EXERCISE BRIEF: Work out the number of lines with the word "ишлаш" in the material below, then reply with that number only.

※ ※ ※

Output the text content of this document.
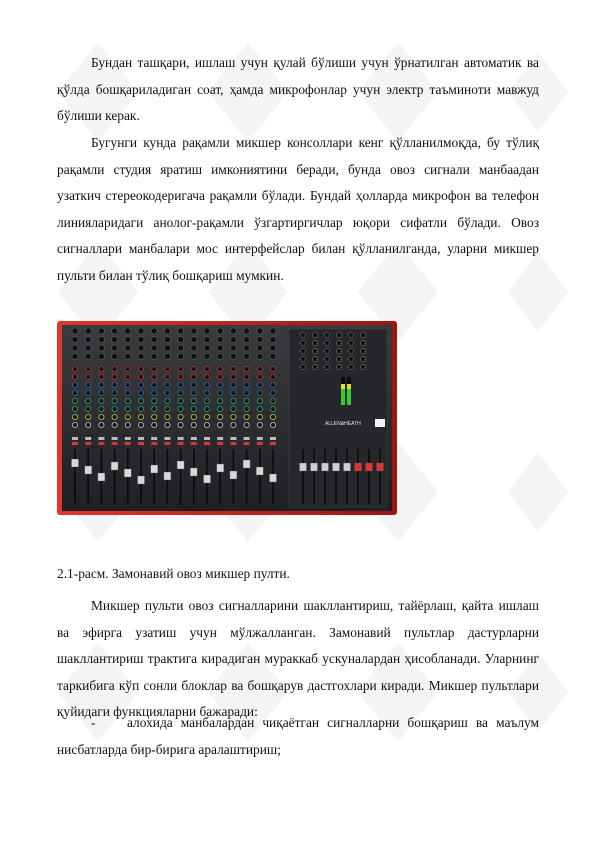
Бундан ташқари, ишлаш учун қулай бўлиши учун ўрнатилган автоматик ва қўлда бошқариладиган соат, ҳамда микрофонлар учун электр таъминоти мавжуд бўлиши керак.

Бугунги кунда рақамли микшер консоллари кенг қўлланилмоқда, бу тўлиқ рақамли студия яратиш имкониятини беради, бунда овоз сигнали манбаадан узаткич стереокодеригача рақамли бўлади. Бундай ҳолларда микрофон ва телефон линияларидаги анолог-рақамли ўзгартиргичлар юқори сифатли бўлади. Овоз сигналлари манбалари мос интерфейслар билан қўлланилганда, уларни микшер пульти билан тўлиқ бошқариш мумкин.

Микшер пульти овоз сигналларини шакллантириш, тайёрлаш, қайта ишлаш ва эфирга узатиш учун мўлжалланган. Замонавий пультлар дастурларни шакллантириш трактига кирадиган мураккаб ускуналардан ҳисобланади. Уларнинг таркибига кўп сонли блоклар ва бошқарув дастгохлари киради. Микшер пультлари қуйидаги функцияларни бажаради:

ALLEN&HEATH

2.1-расм. Замонавий овоз микшер пулти.

-	алохида манбалардан чиқаётган сигналларни бошқариш ва маълум нисбатларда бир-бирига аралаштириш;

※ ※ ※

OUTPUT OF THE TASK: 2